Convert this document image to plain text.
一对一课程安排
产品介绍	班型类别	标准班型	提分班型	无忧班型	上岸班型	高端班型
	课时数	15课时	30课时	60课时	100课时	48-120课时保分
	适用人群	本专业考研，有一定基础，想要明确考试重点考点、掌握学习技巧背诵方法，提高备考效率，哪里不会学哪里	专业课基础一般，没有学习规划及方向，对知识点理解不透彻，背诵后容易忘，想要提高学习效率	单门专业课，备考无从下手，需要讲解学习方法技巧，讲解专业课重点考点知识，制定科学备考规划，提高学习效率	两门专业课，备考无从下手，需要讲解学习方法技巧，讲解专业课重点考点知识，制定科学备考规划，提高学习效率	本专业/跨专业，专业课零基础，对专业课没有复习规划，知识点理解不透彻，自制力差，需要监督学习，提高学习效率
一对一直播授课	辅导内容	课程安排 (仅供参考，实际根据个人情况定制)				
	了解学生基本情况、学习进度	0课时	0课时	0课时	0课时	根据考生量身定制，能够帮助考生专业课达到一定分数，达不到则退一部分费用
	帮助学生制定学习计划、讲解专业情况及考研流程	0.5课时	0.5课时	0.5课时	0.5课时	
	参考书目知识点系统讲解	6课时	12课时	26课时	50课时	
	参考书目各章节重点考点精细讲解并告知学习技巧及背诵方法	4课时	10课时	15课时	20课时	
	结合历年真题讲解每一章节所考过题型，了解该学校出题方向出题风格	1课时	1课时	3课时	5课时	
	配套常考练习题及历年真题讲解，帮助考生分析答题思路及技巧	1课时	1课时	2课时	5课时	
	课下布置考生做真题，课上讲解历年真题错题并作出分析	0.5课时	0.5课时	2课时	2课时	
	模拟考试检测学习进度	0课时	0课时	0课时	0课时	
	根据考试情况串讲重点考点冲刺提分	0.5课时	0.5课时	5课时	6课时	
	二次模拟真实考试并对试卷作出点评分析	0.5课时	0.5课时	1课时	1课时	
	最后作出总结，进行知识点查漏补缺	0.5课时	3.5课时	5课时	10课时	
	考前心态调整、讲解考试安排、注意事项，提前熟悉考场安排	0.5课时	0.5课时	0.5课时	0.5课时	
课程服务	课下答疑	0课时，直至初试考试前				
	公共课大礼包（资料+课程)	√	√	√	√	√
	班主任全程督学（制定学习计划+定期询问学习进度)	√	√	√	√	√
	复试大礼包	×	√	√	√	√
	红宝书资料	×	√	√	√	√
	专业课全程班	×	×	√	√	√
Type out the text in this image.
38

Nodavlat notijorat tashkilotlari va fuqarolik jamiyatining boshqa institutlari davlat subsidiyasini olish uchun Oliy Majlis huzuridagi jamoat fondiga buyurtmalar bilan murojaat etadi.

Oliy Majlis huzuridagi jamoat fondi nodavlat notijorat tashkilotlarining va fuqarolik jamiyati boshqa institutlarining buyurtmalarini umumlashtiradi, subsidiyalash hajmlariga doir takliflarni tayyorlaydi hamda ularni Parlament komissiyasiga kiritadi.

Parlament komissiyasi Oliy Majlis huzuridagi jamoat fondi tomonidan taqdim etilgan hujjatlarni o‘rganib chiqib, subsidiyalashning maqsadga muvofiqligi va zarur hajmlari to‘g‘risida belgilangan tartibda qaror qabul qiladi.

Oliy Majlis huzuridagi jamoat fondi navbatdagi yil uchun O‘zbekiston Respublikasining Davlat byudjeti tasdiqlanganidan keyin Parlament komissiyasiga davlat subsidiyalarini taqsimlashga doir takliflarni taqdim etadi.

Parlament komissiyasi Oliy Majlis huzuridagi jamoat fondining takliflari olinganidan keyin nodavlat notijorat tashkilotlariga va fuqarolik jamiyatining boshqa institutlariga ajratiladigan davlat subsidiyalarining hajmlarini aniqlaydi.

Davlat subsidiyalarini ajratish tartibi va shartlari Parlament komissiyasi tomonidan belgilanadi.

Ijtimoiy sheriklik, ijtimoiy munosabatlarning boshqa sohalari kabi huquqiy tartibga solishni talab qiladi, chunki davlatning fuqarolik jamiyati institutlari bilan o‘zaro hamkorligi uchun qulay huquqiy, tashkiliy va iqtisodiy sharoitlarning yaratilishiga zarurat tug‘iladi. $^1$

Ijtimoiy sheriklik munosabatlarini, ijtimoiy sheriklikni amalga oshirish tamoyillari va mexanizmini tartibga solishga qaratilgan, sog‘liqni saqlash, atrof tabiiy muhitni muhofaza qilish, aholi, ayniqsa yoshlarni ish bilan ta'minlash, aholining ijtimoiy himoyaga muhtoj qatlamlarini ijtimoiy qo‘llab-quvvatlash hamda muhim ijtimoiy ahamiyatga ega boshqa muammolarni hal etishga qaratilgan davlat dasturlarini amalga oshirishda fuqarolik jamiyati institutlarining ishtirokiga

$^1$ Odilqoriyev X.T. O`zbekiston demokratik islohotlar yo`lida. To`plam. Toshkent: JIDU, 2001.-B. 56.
────────────────────
## WORK INSTRUCTIONS:
Quote every line of the data, word for word.

## FULL OUTPUT:
Convert this document image to plain text.
一对一课程安排
产品介绍	班型类别	标准班型	提分班型	无忧班型	上岸班型	高端班型
	课时数	15课时	30课时	60课时	100课时	48-120课时保分
	适用人群	本专业考研，有一定基础，想要明确考试重点考点、掌握学习技巧背诵方法，提高备考效率，哪里不会学哪里	专业课基础一般，没有学习规划及方向，对知识点理解不透彻，背诵后容易忘，想要提高学习效率	单门专业课，备考无从下手，需要讲解学习方法技巧，讲解专业课重点考点知识，制定科学备考规划，提高学习效率	两门专业课，备考无从下手，需要讲解学习方法技巧，讲解专业课重点考点知识，制定科学备考规划，提高学习效率	本专业/跨专业，专业课零基础，对专业课没有复习规划，知识点理解不透彻，自制力差，需要监督学习，提高学习效率
一对一直播授课	辅导内容	课程安排 (仅供参考，实际根据个人情况定制)				
	了解学生基本情况、学习进度	0课时	0课时	0课时	0课时	根据考生量身定制，能够帮助考生专业课达到一定分数，达不到则退一部分费用
	帮助学生制定学习计划、讲解专业情况及考研流程	0.5课时	0.5课时	0.5课时	0.5课时	
	参考书目知识点系统讲解	6课时	12课时	26课时	50课时	
	参考书目各章节重点考点精细讲解并告知学习技巧及背诵方法	4课时	10课时	15课时	20课时	
	结合历年真题讲解每一章节所考过题型，了解该学校出题方向出题风格	1课时	1课时	3课时	5课时	
	配套常考练习题及历年真题讲解，帮助考生分析答题思路及技巧	1课时	1课时	2课时	5课时	
	课下布置考生做真题，课上讲解历年真题错题并作出分析	0.5课时	0.5课时	2课时	2课时	
	模拟考试检测学习进度	0课时	0课时	0课时	0课时	
	根据考试情况串讲重点考点冲刺提分	0.5课时	0.5课时	5课时	6课时	
	二次模拟真实考试并对试卷作出点评分析	0.5课时	0.5课时	1课时	1课时	
	最后作出总结，进行知识点查漏补缺	0.5课时	3.5课时	5课时	10课时	
	考前心态调整、讲解考试安排、注意事项，提前熟悉考场安排	0.5课时	0.5课时	0.5课时	0.5课时	
课程服务	课下答疑	0课时，直至初试考试前				
	公共课大礼包（资料+课程)	√	√	√	√	√
	班主任全程督学（制定学习计划+定期询问学习进度)	√	√	√	√	√
	复试大礼包	×	√	√	√	√
	红宝书资料	×	√	√	√	√
	专业课全程班	×	×	√	√	√
Type out the text in this image.
38

Nodavlat notijorat tashkilotlari va fuqarolik jamiyatining boshqa institutlari davlat subsidiyasini olish uchun Oliy Majlis huzuridagi jamoat fondiga buyurtmalar bilan murojaat etadi.

Oliy Majlis huzuridagi jamoat fondi nodavlat notijorat tashkilotlarining va fuqarolik jamiyati boshqa institutlarining buyurtmalarini umumlashtiradi, subsidiyalash hajmlariga doir takliflarni tayyorlaydi hamda ularni Parlament komissiyasiga kiritadi.

Parlament komissiyasi Oliy Majlis huzuridagi jamoat fondi tomonidan taqdim etilgan hujjatlarni o‘rganib chiqib, subsidiyalashning maqsadga muvofiqligi va zarur hajmlari to‘g‘risida belgilangan tartibda qaror qabul qiladi.

Oliy Majlis huzuridagi jamoat fondi navbatdagi yil uchun O‘zbekiston Respublikasining Davlat byudjeti tasdiqlanganidan keyin Parlament komissiyasiga davlat subsidiyalarini taqsimlashga doir takliflarni taqdim etadi.

Parlament komissiyasi Oliy Majlis huzuridagi jamoat fondining takliflari olinganidan keyin nodavlat notijorat tashkilotlariga va fuqarolik jamiyatining boshqa institutlariga ajratiladigan davlat subsidiyalarining hajmlarini aniqlaydi.

Davlat subsidiyalarini ajratish tartibi va shartlari Parlament komissiyasi tomonidan belgilanadi.

Ijtimoiy sheriklik, ijtimoiy munosabatlarning boshqa sohalari kabi huquqiy tartibga solishni talab qiladi, chunki davlatning fuqarolik jamiyati institutlari bilan o‘zaro hamkorligi uchun qulay huquqiy, tashkiliy va iqtisodiy sharoitlarning yaratilishiga zarurat tug‘iladi. $^1$

Ijtimoiy sheriklik munosabatlarini, ijtimoiy sheriklikni amalga oshirish tamoyillari va mexanizmini tartibga solishga qaratilgan, sog‘liqni saqlash, atrof tabiiy muhitni muhofaza qilish, aholi, ayniqsa yoshlarni ish bilan ta'minlash, aholining ijtimoiy himoyaga muhtoj qatlamlarini ijtimoiy qo‘llab-quvvatlash hamda muhim ijtimoiy ahamiyatga ega boshqa muammolarni hal etishga qaratilgan davlat dasturlarini amalga oshirishda fuqarolik jamiyati institutlarining ishtirokiga

$^1$ Odilqoriyev X.T. O`zbekiston demokratik islohotlar yo`lida. To`plam. Toshkent: JIDU, 2001.-B. 56.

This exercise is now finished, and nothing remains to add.